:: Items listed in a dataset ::
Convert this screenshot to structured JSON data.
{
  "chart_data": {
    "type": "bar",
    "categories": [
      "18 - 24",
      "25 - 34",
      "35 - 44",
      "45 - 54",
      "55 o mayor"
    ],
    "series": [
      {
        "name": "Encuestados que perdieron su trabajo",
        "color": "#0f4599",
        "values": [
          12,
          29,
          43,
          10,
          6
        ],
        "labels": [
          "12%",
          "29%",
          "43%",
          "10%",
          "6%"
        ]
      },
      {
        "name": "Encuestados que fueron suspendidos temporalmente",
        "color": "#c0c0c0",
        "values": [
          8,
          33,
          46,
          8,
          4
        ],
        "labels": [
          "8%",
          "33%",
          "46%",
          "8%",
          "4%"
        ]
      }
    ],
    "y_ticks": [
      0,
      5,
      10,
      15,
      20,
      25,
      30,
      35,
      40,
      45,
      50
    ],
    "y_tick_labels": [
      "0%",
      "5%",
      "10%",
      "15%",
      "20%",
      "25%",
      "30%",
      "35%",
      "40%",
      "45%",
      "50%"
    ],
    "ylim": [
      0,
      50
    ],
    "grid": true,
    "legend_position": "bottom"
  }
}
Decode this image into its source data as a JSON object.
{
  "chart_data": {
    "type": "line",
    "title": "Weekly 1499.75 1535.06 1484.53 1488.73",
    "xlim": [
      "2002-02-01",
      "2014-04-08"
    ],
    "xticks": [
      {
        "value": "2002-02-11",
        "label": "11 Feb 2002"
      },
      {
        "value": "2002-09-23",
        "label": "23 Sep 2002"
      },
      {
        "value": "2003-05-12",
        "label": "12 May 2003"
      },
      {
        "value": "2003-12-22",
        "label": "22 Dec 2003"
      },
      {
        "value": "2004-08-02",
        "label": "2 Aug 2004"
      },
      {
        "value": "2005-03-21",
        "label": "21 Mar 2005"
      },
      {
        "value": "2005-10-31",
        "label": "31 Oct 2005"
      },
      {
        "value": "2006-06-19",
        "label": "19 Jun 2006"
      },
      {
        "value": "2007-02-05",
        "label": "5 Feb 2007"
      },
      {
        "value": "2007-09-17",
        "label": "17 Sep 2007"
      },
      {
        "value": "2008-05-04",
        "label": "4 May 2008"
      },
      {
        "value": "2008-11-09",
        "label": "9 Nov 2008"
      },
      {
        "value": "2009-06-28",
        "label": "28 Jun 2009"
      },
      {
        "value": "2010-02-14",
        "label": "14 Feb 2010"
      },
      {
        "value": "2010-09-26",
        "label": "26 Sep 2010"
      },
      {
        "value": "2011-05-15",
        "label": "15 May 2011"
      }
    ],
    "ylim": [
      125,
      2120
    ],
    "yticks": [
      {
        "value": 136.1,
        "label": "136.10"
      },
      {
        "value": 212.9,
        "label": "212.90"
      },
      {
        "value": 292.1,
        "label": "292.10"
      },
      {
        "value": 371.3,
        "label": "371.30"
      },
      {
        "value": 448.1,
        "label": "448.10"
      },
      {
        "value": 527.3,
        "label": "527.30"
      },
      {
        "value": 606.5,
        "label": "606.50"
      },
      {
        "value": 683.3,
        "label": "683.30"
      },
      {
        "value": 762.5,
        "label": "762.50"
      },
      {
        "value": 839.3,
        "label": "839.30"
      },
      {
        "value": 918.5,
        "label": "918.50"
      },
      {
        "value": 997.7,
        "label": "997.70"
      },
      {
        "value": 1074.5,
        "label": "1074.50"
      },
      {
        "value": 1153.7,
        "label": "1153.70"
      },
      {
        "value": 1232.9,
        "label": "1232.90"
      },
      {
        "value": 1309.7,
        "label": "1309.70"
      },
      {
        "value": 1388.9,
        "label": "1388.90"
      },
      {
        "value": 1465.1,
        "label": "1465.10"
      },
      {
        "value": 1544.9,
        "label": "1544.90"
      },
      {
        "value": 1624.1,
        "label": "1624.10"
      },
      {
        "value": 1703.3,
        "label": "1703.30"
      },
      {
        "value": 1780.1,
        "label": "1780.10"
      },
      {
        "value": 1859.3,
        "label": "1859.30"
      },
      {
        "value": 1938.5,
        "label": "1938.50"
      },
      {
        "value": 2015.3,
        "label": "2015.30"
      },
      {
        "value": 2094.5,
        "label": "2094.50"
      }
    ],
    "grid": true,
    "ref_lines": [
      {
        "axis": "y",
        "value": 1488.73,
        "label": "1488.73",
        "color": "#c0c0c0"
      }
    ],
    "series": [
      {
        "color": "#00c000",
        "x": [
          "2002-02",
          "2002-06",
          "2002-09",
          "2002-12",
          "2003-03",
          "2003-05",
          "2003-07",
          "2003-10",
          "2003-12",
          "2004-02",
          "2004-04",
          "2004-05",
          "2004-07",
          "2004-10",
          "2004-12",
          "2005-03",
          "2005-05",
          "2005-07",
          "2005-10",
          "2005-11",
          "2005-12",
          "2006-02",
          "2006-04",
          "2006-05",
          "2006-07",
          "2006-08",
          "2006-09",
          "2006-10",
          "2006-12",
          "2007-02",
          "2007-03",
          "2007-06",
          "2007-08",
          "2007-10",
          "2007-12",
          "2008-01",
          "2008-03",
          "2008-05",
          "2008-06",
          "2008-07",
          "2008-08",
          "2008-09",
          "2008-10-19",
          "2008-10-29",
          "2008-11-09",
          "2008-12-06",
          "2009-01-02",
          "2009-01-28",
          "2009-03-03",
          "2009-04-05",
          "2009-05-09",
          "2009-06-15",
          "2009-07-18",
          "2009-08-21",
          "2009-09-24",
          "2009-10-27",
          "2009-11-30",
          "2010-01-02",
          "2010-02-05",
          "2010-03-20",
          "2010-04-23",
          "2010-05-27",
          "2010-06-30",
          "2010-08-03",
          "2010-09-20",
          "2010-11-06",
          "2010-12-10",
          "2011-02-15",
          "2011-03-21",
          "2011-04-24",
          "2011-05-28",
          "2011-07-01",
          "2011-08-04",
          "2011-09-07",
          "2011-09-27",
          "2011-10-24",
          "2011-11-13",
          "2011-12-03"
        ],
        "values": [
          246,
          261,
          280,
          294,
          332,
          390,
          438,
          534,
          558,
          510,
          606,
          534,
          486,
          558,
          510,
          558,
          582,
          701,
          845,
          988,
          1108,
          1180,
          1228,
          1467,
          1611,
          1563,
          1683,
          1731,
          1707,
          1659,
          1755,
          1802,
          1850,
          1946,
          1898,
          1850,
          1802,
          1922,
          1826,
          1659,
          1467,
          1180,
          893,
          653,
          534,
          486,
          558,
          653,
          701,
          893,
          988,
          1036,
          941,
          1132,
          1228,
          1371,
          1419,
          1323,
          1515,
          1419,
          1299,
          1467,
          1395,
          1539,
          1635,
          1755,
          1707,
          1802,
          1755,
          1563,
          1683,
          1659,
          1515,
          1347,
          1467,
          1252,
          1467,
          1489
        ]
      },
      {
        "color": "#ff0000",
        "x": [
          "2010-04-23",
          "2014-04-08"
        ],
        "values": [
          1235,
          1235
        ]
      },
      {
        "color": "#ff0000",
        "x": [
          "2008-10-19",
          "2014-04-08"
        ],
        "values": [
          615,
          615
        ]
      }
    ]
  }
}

:: TASK TO CARRY OUT ::
From the entries above, list each line with "color" in it.

:: EXERCISE RESULT ::
        "color": "#0f4599",
        "color": "#c0c0c0",
        "color": "#c0c0c0"
        "color": "#00c000",
        "color": "#ff0000",
        "color": "#ff0000",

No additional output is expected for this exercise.